··· Dataset excerpts ···

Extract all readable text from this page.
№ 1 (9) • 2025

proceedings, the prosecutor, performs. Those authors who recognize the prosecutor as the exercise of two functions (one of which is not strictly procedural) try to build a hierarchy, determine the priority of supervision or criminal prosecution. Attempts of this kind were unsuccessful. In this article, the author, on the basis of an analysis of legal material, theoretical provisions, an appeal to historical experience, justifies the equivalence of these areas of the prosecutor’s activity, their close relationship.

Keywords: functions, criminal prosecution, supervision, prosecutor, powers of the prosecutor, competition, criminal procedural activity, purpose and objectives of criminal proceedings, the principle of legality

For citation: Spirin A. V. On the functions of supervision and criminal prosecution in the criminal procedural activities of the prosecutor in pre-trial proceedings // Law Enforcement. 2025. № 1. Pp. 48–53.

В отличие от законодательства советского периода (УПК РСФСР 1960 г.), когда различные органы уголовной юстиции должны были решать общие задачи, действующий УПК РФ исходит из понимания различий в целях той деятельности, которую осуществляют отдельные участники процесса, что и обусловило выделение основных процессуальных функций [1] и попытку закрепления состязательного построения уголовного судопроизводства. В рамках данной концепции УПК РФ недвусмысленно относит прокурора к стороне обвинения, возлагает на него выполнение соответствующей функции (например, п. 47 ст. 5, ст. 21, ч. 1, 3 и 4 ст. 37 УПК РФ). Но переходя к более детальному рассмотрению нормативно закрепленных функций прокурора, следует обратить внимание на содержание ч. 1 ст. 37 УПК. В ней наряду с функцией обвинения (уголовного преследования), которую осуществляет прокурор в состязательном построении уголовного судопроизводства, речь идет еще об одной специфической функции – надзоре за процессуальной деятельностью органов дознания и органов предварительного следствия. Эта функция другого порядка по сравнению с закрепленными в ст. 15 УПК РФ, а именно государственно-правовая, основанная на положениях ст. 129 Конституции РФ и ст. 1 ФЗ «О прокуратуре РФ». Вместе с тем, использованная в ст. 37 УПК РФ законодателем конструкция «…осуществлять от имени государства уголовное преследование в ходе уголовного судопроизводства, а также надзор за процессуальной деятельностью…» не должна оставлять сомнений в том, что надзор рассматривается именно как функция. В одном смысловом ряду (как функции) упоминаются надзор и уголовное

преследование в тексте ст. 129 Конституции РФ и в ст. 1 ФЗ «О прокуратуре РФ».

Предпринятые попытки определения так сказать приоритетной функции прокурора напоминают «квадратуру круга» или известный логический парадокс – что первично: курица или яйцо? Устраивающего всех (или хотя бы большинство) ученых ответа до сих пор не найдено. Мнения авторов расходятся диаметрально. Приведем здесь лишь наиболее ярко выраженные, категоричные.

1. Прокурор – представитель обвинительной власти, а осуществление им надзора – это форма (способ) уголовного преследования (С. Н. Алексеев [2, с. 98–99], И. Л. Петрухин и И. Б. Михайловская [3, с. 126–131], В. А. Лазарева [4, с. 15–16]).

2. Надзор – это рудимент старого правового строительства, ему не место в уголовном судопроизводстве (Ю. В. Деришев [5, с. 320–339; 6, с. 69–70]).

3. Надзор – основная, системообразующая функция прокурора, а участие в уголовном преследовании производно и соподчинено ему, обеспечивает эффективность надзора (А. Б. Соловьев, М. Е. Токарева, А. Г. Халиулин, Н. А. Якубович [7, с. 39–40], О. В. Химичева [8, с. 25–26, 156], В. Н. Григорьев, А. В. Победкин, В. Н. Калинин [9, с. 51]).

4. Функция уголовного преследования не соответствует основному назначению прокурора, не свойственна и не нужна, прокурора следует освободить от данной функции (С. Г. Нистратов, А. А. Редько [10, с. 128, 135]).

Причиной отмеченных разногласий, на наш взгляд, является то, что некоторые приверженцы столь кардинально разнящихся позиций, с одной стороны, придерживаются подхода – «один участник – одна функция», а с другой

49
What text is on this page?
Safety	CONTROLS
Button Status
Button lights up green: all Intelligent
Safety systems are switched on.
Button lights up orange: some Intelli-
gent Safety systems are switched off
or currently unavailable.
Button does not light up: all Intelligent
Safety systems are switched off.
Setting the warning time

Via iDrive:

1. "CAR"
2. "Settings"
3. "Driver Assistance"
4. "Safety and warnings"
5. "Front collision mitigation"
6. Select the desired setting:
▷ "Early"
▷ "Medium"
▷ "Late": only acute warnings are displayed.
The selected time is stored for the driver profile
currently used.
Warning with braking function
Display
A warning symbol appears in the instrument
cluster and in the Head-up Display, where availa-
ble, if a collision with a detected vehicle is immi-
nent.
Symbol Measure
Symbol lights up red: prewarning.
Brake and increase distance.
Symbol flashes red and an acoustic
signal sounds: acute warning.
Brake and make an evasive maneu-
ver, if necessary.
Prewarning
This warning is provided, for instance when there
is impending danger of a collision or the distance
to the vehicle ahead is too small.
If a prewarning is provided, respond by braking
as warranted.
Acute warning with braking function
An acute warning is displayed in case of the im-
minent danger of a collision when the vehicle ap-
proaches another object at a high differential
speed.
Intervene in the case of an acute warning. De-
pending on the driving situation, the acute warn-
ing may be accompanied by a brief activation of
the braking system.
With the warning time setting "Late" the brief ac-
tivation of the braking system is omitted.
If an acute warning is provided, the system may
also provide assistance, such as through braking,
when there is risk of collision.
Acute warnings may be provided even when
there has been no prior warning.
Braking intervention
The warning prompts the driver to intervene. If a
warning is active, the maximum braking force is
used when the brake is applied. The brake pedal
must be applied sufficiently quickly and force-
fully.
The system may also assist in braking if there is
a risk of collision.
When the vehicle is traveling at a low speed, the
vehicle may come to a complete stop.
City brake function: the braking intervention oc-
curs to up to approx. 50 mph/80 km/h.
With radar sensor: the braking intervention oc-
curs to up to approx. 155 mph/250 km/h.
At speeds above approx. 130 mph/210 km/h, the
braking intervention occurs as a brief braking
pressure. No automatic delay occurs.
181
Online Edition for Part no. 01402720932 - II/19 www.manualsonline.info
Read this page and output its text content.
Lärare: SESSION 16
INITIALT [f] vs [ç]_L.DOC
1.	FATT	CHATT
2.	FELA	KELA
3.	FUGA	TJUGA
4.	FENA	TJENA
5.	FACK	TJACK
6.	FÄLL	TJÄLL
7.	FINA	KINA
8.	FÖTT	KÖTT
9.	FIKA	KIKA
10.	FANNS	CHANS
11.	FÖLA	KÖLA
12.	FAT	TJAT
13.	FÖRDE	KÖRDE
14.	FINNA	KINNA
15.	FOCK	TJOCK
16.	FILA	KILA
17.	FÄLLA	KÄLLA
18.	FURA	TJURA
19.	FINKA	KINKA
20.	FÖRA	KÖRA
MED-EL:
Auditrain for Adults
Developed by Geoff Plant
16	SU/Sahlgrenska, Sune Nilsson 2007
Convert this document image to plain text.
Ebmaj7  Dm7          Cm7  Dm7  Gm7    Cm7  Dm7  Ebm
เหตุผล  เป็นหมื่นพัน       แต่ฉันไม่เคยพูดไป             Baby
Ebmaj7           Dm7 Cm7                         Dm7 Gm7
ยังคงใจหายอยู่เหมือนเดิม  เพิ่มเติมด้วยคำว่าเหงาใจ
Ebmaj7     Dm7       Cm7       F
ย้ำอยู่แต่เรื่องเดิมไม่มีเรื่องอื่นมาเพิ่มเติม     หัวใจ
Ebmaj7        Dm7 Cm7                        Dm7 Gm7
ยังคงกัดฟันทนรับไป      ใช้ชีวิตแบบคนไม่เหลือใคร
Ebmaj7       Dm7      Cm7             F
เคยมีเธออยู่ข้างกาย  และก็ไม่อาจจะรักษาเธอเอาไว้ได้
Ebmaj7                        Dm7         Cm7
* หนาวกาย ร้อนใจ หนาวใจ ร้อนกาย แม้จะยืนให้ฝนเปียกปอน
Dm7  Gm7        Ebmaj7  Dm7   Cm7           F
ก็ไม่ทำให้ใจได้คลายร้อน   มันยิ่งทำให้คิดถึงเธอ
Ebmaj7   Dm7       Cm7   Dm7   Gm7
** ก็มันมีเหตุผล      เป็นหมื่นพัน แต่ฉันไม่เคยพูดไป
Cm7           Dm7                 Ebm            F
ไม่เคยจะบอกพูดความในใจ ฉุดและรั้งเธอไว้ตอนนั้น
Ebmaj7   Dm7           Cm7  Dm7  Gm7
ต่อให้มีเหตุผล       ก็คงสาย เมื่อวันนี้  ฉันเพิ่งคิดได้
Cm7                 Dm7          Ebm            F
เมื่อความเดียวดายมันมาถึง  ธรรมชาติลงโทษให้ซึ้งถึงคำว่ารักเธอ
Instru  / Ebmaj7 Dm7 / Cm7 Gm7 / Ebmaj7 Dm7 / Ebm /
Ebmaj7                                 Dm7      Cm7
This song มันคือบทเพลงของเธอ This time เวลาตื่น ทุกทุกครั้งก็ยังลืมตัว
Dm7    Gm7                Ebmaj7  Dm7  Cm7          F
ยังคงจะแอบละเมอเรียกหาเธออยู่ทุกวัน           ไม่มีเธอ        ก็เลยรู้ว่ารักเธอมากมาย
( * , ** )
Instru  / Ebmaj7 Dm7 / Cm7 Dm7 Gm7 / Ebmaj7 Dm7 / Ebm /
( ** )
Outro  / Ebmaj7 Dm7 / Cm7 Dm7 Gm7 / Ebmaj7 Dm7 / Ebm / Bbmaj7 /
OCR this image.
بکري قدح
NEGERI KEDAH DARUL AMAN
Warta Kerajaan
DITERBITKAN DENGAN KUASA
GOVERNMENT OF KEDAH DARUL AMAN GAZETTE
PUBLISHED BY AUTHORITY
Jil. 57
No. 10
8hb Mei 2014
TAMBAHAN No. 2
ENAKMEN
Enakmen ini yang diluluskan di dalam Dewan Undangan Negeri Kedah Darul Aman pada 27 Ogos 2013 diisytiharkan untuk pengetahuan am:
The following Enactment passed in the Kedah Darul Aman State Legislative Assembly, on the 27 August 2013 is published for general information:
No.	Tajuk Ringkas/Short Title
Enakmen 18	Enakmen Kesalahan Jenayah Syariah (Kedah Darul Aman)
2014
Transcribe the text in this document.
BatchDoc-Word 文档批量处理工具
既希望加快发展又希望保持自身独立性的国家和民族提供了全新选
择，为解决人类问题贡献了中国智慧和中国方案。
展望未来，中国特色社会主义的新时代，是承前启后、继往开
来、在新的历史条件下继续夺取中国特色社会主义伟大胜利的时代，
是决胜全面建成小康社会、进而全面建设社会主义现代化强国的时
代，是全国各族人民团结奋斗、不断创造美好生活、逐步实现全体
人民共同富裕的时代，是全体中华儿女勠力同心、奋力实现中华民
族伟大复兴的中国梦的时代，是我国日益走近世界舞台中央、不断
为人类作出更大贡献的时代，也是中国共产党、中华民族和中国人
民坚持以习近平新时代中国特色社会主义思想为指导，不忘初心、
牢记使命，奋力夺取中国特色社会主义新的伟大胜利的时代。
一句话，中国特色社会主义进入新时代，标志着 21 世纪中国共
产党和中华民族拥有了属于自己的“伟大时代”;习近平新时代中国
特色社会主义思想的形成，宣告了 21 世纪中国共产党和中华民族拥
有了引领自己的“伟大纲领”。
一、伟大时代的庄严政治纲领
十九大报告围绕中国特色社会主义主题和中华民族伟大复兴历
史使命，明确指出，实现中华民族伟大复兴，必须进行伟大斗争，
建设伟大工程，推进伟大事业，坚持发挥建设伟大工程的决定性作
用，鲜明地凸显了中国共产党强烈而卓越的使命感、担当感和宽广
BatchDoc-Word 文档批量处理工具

···

■ Stated problem: Search the listing above for the string "distance". Copy every line that contains it.

■ Answer:
Brake and increase distance.
is impending danger of a collision or the distance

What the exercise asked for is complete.